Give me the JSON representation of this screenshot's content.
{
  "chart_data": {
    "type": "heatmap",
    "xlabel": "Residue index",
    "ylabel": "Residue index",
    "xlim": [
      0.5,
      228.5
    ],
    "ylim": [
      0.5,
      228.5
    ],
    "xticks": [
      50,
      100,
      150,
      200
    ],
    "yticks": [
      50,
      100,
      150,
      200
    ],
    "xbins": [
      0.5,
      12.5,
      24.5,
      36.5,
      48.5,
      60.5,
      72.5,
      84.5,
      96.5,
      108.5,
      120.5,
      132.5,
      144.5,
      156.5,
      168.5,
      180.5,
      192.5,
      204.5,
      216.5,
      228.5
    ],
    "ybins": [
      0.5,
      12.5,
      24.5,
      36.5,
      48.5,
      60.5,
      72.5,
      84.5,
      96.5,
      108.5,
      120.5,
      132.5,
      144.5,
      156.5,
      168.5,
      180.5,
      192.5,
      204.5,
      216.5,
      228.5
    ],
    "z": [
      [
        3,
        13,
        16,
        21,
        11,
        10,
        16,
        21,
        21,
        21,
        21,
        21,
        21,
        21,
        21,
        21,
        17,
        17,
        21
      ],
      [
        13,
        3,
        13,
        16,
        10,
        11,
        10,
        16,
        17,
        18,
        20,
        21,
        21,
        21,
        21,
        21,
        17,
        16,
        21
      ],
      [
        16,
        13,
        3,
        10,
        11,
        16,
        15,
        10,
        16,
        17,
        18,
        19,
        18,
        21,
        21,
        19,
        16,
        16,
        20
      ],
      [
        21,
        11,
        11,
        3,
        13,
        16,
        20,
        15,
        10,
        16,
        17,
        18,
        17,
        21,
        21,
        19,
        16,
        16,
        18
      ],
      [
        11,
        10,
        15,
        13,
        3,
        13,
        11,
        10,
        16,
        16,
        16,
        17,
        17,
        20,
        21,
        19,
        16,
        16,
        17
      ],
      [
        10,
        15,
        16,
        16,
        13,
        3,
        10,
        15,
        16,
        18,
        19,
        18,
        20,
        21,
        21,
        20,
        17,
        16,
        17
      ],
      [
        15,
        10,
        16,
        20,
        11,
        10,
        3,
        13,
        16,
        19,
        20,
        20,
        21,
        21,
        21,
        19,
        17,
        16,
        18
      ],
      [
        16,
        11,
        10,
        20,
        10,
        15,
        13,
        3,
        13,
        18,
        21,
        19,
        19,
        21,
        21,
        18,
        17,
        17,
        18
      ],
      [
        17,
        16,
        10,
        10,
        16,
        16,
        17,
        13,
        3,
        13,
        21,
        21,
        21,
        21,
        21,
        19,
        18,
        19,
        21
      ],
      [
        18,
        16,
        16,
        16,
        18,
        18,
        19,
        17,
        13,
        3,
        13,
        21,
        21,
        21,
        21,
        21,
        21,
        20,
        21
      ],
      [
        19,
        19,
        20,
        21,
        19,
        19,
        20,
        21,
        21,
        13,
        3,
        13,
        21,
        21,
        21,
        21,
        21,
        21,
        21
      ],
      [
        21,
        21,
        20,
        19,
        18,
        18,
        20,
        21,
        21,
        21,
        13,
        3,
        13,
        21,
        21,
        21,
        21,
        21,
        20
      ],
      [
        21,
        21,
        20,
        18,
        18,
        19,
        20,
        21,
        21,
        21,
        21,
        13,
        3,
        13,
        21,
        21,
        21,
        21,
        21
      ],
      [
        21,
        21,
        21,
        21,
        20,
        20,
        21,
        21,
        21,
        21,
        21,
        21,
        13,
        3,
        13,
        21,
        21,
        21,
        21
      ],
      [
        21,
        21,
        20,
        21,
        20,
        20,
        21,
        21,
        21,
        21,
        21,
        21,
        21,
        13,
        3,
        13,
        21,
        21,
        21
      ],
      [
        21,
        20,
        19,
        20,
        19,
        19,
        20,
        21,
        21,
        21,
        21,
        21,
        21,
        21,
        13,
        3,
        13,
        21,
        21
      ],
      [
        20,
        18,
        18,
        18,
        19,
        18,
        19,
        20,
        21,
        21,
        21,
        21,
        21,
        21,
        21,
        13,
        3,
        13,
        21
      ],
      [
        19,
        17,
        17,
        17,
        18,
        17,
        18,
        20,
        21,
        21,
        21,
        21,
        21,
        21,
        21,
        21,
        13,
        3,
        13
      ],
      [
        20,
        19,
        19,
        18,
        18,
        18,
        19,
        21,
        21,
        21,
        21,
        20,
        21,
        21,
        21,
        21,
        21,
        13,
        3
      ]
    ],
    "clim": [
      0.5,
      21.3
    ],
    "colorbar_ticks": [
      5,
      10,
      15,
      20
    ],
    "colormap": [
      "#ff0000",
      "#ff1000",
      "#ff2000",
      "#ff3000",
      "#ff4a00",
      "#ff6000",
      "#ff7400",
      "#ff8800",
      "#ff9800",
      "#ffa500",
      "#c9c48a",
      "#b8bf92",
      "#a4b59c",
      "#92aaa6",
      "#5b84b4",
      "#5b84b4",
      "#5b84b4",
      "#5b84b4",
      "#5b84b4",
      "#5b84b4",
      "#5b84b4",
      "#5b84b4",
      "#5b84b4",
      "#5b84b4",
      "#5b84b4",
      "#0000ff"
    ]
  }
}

+++

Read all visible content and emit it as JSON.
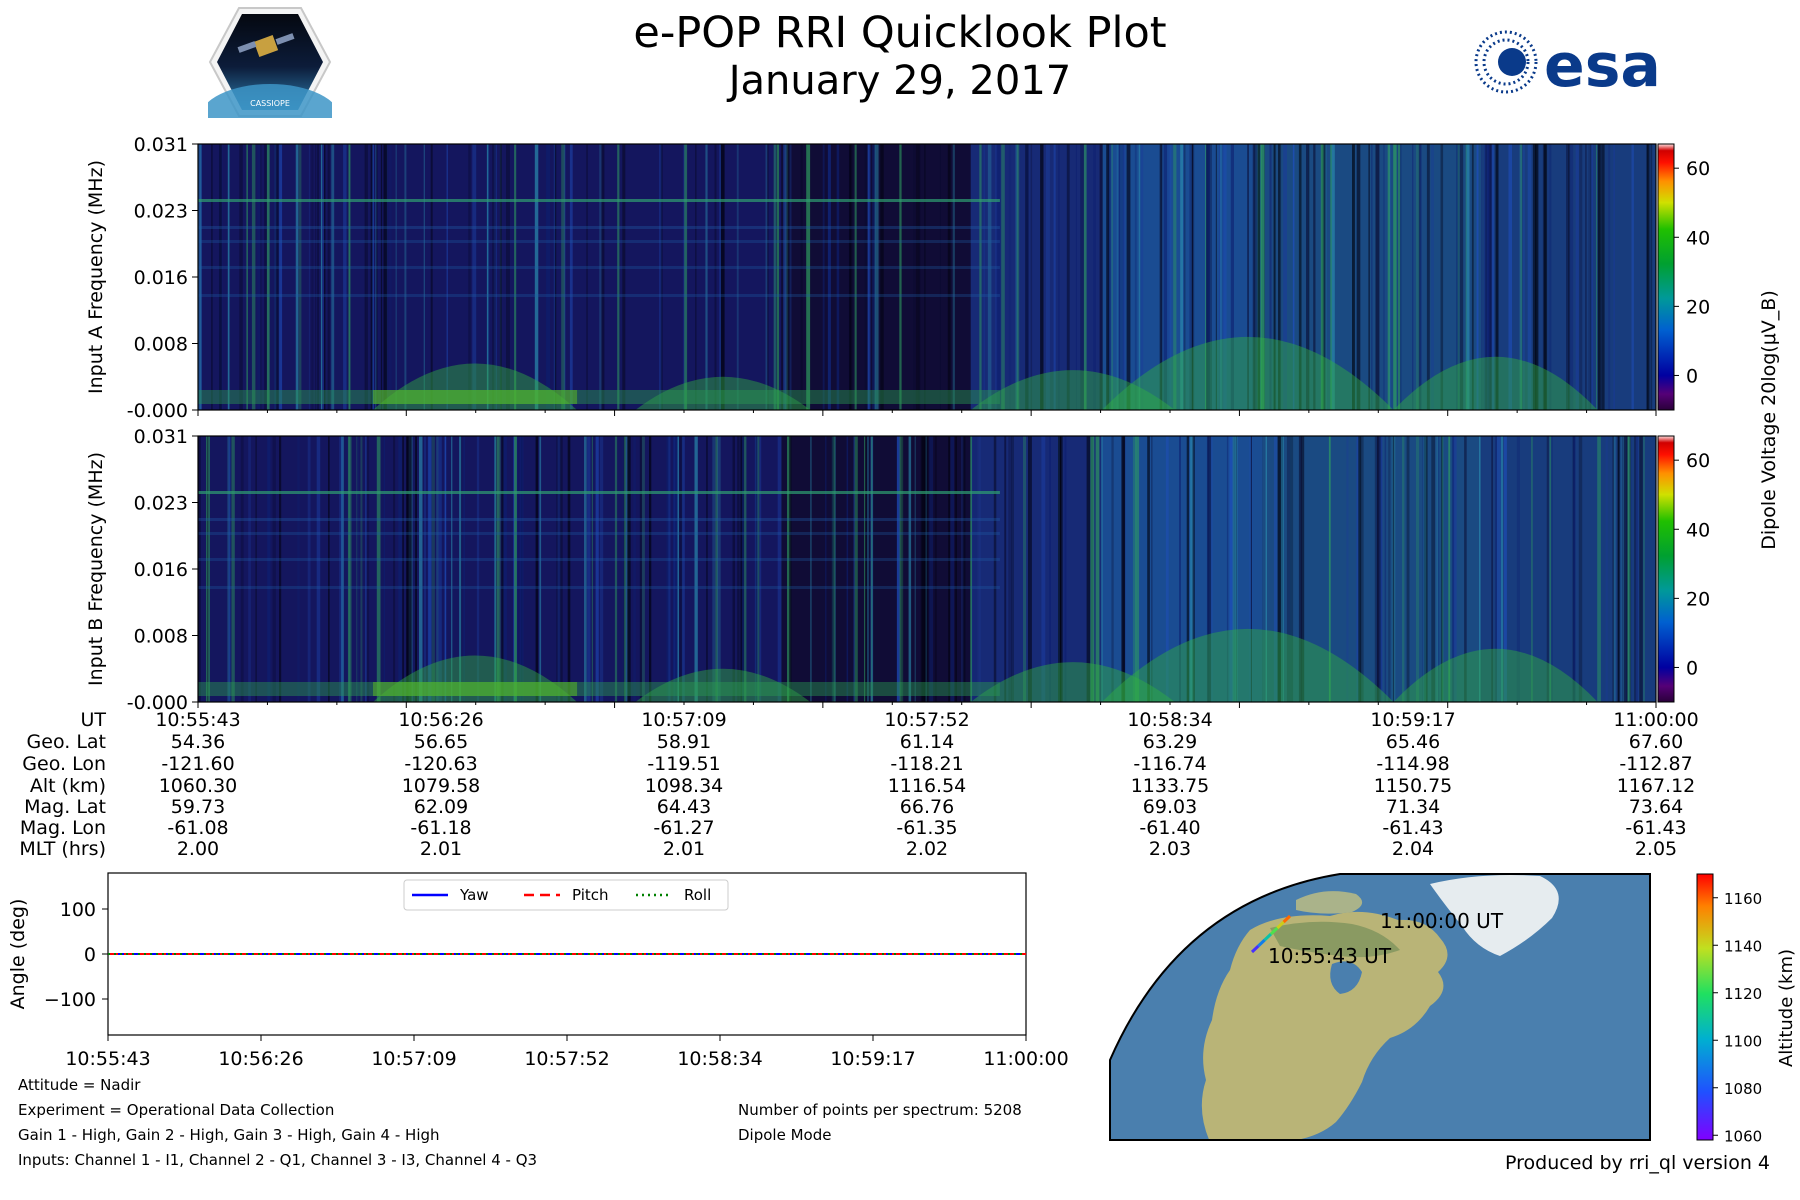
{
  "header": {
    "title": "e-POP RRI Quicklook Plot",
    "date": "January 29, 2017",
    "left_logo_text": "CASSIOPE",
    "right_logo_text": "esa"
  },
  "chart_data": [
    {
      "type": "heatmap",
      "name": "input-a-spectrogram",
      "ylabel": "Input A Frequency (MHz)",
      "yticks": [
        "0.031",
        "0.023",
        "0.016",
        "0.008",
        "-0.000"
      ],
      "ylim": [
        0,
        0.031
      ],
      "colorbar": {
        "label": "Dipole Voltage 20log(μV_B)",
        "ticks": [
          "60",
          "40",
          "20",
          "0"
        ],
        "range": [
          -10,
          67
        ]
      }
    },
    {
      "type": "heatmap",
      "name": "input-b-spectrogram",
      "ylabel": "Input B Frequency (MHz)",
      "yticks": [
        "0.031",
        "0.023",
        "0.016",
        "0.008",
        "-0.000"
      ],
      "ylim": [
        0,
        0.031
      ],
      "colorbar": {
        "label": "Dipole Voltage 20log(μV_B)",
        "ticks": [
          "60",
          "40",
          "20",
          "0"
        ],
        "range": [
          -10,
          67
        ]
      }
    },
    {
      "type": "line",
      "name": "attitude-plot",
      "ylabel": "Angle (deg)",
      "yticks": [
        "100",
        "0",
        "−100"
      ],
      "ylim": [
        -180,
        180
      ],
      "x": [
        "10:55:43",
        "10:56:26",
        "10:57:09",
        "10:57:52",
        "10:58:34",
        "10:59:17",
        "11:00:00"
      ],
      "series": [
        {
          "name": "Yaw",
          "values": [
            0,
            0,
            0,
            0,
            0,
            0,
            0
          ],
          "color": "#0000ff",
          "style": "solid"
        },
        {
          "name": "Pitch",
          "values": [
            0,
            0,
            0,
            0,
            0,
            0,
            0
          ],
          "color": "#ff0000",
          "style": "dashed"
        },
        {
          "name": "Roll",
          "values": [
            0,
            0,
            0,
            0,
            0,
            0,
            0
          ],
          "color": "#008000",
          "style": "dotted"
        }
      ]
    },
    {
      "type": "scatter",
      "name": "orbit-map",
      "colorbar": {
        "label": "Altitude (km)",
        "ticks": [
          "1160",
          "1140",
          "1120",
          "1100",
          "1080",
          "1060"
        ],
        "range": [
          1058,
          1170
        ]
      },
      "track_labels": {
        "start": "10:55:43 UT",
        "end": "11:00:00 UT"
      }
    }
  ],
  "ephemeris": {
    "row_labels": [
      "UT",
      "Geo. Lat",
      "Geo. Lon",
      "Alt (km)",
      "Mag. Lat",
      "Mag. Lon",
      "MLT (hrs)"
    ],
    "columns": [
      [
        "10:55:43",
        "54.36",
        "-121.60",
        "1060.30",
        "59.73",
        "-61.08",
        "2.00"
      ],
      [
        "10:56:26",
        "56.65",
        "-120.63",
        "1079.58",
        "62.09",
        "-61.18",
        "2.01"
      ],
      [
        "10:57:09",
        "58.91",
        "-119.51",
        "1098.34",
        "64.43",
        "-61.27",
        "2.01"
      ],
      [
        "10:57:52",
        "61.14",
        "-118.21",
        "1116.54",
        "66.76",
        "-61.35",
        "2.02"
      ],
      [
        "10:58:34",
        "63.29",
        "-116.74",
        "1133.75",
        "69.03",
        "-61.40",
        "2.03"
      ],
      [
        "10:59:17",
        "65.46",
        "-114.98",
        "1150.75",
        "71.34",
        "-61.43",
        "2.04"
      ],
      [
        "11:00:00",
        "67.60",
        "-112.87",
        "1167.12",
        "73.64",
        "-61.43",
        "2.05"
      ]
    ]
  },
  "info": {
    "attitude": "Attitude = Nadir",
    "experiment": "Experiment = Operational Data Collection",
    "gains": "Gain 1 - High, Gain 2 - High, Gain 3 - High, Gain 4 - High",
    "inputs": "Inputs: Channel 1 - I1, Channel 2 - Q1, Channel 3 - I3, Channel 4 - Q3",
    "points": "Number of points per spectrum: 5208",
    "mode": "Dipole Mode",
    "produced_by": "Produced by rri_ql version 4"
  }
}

+++

• PROBLEM STATEMENT: From the listing above, collect every line that mentions the word "name".

• ANSWER TO THE PROBLEM:
      "name": "input-a-spectrogram",
      "name": "input-b-spectrogram",
      "name": "attitude-plot",
          "name": "Yaw",
          "name": "Pitch",
          "name": "Roll",
      "name": "orbit-map",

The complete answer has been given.